[Dataset rows about figures]
⁂

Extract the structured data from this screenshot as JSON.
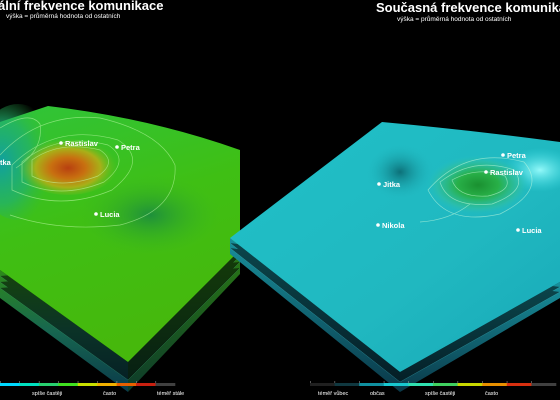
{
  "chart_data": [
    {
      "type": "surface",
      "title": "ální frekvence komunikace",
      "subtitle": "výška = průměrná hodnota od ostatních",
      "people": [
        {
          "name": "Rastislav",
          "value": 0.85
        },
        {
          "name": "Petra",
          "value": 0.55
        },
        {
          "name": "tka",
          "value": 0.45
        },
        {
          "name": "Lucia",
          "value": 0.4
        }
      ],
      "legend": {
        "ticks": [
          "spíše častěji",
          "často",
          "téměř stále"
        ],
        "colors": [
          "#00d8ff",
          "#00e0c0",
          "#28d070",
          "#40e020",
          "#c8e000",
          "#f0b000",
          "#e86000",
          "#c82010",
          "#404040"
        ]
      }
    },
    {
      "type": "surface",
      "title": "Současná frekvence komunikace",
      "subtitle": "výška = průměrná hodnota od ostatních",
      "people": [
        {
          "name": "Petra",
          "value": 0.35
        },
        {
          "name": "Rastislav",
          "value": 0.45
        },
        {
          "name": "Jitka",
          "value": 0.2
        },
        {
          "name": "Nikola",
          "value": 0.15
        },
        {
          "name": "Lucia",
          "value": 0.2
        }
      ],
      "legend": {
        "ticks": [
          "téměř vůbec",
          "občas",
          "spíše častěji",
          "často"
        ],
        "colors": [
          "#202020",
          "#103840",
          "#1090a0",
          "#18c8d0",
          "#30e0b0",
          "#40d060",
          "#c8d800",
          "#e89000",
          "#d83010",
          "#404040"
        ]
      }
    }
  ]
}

⁂

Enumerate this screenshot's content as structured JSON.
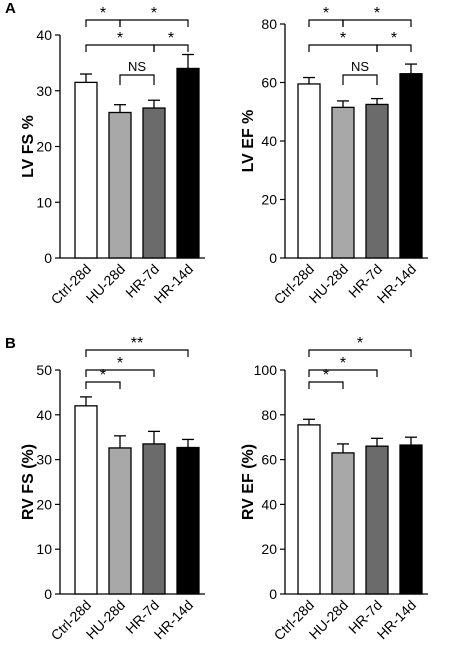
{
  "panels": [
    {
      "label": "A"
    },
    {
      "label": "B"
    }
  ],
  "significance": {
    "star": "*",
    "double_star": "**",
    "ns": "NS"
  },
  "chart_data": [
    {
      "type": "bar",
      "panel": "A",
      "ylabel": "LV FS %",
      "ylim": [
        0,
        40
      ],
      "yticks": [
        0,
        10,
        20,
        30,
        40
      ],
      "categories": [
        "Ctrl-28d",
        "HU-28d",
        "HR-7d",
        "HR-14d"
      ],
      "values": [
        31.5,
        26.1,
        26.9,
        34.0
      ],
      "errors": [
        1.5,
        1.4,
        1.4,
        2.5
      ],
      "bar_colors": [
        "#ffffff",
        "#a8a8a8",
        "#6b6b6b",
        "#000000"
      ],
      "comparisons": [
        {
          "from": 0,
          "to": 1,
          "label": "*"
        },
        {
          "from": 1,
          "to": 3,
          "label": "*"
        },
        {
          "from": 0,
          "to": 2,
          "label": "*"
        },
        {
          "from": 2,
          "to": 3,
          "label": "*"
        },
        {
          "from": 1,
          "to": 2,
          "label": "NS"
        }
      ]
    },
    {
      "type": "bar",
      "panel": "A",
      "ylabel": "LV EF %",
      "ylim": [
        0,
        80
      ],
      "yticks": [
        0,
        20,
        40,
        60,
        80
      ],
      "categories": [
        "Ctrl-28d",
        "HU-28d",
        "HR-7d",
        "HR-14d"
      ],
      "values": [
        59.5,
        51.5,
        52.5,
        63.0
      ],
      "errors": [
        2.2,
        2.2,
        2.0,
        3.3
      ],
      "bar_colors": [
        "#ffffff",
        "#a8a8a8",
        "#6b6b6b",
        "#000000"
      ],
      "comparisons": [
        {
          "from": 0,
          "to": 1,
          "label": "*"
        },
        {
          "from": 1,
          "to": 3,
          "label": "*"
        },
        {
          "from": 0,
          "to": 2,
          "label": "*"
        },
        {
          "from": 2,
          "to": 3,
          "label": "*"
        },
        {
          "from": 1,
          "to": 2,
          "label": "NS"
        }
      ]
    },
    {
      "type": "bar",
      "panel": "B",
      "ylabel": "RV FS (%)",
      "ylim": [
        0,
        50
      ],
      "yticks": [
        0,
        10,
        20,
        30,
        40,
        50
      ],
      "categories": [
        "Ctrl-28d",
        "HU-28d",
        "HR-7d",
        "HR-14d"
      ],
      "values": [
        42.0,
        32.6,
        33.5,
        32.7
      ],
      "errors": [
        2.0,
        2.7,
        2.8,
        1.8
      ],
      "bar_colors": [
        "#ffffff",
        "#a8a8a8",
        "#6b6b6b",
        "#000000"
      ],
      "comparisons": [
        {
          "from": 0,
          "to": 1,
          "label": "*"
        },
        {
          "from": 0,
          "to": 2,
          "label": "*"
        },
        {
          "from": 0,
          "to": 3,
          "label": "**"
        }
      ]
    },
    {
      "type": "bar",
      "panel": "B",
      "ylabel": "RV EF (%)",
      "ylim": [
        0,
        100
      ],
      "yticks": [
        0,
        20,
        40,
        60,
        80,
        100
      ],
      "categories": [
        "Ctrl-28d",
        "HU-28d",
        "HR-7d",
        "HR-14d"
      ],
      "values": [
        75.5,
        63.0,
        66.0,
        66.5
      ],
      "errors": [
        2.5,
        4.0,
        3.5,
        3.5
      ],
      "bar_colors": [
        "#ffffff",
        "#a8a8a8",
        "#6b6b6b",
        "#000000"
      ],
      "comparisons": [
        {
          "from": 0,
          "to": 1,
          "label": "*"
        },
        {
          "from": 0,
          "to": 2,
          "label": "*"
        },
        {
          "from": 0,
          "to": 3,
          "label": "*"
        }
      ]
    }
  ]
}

⁂

List each line holding the string "frekvence".

      "title": "ální frekvence komunikace",
      "title": "Současná frekvence komunikace",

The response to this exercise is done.